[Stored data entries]

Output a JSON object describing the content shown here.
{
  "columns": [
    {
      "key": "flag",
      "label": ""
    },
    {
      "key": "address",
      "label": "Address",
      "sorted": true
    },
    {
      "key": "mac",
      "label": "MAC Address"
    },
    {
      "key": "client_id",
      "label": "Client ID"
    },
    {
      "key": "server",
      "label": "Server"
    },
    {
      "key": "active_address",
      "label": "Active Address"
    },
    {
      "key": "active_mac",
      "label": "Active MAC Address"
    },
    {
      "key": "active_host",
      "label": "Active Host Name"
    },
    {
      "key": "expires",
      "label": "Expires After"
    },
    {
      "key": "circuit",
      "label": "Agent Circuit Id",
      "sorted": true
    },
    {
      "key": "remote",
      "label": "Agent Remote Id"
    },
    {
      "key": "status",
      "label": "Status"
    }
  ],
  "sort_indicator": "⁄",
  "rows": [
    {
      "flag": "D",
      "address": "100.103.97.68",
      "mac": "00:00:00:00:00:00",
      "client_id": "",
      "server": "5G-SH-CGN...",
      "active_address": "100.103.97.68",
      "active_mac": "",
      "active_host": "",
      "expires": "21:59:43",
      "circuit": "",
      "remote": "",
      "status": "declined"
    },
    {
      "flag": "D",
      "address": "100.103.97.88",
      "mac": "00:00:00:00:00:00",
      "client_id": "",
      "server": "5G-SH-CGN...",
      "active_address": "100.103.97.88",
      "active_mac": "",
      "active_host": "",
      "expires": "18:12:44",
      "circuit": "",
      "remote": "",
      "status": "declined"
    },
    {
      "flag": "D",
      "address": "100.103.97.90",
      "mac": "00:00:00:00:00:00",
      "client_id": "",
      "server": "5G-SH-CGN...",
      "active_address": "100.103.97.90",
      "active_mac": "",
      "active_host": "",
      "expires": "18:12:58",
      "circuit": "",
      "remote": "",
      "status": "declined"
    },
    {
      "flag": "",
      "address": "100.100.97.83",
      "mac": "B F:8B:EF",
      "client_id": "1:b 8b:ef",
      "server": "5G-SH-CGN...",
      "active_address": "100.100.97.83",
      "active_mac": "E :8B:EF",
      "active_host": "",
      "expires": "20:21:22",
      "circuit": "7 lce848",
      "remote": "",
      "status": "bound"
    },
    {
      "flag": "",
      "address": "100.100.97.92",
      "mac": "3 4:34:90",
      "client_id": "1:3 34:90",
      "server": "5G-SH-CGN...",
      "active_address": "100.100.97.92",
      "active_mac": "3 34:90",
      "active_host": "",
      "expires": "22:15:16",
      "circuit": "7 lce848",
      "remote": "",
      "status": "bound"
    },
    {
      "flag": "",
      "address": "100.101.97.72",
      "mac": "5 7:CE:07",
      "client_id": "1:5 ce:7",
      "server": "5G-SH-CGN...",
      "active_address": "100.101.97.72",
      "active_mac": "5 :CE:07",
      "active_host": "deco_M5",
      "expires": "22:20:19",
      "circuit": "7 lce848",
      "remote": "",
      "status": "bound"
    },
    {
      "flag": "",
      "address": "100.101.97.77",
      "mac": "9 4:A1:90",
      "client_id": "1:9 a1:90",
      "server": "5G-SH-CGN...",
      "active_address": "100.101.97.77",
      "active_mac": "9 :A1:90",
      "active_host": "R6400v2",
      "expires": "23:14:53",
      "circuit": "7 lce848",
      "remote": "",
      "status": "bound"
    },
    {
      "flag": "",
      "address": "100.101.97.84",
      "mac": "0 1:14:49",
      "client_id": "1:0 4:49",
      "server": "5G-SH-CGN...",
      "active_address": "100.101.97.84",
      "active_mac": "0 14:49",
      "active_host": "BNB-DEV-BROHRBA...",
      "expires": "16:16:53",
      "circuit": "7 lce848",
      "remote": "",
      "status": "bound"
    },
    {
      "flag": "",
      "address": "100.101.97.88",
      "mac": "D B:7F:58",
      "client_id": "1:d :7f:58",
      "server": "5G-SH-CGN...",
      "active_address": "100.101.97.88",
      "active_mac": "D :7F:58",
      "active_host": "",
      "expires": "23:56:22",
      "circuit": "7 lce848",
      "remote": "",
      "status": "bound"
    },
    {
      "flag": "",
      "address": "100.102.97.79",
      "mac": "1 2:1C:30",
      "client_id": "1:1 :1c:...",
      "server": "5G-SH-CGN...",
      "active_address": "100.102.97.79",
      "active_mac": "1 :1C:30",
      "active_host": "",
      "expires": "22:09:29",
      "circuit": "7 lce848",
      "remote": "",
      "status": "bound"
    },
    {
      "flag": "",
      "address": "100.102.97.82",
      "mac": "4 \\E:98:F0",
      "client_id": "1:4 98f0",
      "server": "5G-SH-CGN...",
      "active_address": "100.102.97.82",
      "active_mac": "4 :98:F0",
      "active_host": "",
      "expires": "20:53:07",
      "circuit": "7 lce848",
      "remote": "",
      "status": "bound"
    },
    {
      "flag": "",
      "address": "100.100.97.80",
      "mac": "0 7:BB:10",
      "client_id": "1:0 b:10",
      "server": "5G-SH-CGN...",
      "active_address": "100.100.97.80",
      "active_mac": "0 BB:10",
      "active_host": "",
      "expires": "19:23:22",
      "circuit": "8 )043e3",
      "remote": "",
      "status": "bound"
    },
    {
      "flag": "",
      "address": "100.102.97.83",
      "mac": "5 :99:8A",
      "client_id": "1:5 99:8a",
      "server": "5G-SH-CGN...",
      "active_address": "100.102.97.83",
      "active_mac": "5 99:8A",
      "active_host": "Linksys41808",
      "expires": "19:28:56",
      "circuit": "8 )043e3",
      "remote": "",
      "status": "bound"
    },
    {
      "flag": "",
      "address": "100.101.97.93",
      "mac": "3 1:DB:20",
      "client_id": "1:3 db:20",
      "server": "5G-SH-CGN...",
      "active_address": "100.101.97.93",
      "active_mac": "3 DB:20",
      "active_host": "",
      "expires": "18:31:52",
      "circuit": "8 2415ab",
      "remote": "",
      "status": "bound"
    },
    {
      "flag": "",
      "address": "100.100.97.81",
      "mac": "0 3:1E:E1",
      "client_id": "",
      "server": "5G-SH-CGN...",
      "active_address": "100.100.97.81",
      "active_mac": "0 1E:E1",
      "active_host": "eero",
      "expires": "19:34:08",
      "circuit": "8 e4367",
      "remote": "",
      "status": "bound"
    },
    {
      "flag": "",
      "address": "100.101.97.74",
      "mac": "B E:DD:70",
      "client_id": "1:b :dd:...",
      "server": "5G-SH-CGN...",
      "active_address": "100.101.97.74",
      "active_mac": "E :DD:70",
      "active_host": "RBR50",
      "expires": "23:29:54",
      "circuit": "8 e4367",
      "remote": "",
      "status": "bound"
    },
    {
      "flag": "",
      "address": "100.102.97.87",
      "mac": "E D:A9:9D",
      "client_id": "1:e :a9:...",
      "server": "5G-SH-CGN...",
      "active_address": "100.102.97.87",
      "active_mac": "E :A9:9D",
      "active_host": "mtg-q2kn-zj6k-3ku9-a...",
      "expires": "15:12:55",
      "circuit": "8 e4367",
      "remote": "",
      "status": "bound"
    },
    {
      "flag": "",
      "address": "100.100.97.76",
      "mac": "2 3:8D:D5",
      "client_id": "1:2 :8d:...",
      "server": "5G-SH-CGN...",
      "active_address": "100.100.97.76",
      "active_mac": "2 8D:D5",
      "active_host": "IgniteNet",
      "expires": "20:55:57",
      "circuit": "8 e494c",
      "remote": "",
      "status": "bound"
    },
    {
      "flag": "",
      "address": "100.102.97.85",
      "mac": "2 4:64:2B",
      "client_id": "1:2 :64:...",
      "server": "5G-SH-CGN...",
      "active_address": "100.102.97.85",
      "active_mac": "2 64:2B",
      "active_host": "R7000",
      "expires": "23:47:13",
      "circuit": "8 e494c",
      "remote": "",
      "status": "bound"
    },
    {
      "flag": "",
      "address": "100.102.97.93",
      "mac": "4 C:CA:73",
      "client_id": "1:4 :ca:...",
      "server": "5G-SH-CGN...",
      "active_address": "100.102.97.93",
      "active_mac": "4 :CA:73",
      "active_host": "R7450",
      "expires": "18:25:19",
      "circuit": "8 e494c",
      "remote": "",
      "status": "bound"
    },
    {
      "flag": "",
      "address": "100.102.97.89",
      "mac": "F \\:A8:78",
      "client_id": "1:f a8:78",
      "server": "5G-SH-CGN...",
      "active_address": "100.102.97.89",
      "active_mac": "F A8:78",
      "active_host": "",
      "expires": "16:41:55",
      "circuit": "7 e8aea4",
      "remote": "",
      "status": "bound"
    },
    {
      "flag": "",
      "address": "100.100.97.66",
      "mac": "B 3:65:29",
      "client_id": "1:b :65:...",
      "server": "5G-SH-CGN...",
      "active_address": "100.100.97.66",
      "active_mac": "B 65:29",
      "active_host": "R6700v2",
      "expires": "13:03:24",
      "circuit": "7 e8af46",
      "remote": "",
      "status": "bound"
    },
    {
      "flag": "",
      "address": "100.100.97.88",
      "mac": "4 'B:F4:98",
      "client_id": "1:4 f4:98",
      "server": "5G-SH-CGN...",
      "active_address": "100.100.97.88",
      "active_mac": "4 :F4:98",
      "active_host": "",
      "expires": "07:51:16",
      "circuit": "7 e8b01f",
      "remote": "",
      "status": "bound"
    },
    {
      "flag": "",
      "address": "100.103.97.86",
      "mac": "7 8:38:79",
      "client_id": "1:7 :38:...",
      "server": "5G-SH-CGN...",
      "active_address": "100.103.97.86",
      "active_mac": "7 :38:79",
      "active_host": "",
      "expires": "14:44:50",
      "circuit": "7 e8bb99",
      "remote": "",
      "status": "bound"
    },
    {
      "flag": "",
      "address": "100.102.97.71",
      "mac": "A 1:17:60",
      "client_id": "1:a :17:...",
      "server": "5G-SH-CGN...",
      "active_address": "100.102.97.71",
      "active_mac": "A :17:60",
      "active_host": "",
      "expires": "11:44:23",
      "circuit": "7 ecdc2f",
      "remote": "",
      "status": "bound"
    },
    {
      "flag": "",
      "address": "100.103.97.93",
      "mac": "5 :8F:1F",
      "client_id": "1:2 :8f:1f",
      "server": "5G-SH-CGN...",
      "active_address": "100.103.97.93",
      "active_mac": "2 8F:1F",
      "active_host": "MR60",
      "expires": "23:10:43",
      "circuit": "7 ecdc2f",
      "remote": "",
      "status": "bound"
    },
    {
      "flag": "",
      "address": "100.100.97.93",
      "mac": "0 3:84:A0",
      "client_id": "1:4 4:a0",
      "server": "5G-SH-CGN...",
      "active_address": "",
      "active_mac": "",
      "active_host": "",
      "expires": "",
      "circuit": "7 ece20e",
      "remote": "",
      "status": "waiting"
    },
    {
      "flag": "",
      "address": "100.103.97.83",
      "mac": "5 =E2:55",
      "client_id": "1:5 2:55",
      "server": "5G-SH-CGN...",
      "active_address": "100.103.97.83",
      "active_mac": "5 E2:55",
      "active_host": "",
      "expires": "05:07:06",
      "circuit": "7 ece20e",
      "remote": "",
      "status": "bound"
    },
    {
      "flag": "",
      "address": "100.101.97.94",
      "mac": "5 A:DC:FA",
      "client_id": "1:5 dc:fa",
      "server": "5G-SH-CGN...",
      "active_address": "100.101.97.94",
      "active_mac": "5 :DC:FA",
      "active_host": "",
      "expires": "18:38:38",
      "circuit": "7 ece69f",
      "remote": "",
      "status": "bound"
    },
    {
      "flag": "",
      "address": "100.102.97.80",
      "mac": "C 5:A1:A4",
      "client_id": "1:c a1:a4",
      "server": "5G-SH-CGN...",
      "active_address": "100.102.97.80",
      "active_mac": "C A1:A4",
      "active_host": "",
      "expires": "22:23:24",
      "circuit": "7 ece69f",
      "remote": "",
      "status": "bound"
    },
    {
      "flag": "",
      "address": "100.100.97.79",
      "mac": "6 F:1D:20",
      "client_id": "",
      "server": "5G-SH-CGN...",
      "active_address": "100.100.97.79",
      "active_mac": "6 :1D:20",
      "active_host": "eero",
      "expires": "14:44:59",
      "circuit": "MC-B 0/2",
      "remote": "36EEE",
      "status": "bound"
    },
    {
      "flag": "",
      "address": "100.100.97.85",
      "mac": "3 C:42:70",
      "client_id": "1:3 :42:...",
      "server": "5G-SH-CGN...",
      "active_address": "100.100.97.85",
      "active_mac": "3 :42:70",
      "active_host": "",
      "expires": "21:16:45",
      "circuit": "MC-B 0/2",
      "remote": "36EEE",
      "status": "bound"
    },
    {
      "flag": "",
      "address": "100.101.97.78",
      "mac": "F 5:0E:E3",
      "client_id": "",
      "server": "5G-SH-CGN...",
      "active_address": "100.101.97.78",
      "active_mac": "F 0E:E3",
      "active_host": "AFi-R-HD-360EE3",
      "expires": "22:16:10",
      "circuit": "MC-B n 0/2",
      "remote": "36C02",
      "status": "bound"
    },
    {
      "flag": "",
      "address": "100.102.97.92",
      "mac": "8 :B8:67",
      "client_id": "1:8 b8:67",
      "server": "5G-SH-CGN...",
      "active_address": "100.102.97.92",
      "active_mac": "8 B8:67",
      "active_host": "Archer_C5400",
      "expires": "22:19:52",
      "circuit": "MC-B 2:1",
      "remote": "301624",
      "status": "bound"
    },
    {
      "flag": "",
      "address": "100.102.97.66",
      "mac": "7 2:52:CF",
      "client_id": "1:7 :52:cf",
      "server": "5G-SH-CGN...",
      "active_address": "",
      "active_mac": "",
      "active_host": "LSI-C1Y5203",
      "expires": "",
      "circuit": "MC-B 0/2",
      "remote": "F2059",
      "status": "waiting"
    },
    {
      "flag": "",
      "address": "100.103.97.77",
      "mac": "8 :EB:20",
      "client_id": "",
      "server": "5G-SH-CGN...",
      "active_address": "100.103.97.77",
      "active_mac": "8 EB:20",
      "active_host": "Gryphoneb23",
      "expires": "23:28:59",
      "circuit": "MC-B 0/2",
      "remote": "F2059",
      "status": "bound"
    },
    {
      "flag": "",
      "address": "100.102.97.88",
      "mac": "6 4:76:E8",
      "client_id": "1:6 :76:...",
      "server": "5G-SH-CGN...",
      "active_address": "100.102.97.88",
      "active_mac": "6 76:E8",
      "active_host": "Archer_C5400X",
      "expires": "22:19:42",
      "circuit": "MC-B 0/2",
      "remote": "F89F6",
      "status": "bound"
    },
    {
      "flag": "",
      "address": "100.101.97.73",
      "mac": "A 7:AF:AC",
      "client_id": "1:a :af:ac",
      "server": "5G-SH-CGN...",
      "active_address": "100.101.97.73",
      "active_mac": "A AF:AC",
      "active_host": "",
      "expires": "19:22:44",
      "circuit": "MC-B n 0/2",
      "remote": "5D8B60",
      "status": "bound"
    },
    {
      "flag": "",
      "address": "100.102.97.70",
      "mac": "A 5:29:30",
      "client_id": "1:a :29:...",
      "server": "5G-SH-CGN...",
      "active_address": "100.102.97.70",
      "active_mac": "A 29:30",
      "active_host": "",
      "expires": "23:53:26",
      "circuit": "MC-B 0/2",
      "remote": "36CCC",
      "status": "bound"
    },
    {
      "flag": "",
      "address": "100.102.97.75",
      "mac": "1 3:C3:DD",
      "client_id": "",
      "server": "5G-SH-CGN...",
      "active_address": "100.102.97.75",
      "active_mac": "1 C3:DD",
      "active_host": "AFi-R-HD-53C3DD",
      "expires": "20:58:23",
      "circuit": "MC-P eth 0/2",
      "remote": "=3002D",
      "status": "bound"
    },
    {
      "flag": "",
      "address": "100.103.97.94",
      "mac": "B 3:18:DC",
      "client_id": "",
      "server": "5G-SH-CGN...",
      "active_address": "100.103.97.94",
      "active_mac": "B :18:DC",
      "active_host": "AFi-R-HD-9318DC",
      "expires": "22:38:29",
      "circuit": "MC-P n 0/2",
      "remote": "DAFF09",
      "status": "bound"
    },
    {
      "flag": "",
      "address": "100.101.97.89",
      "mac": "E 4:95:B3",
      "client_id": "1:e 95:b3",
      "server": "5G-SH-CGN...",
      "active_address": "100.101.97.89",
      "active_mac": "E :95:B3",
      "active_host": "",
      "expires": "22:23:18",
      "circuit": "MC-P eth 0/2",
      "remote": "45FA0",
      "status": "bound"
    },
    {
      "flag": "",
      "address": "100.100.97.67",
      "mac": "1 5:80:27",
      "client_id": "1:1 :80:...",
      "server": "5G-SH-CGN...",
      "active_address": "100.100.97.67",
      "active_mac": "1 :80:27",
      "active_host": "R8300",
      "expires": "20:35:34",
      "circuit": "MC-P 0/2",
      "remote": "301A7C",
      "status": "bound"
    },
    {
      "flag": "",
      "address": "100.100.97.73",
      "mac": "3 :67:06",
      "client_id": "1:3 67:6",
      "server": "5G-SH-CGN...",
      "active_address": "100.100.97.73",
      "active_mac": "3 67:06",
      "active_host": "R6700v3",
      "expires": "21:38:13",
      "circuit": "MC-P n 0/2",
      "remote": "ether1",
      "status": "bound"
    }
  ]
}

● **Direction**
Gather every line from the entries above where the word "Agent" appears, and copy them.

● **Reply to the task**
      "label": "Agent Circuit Id",
      "label": "Agent Remote Id"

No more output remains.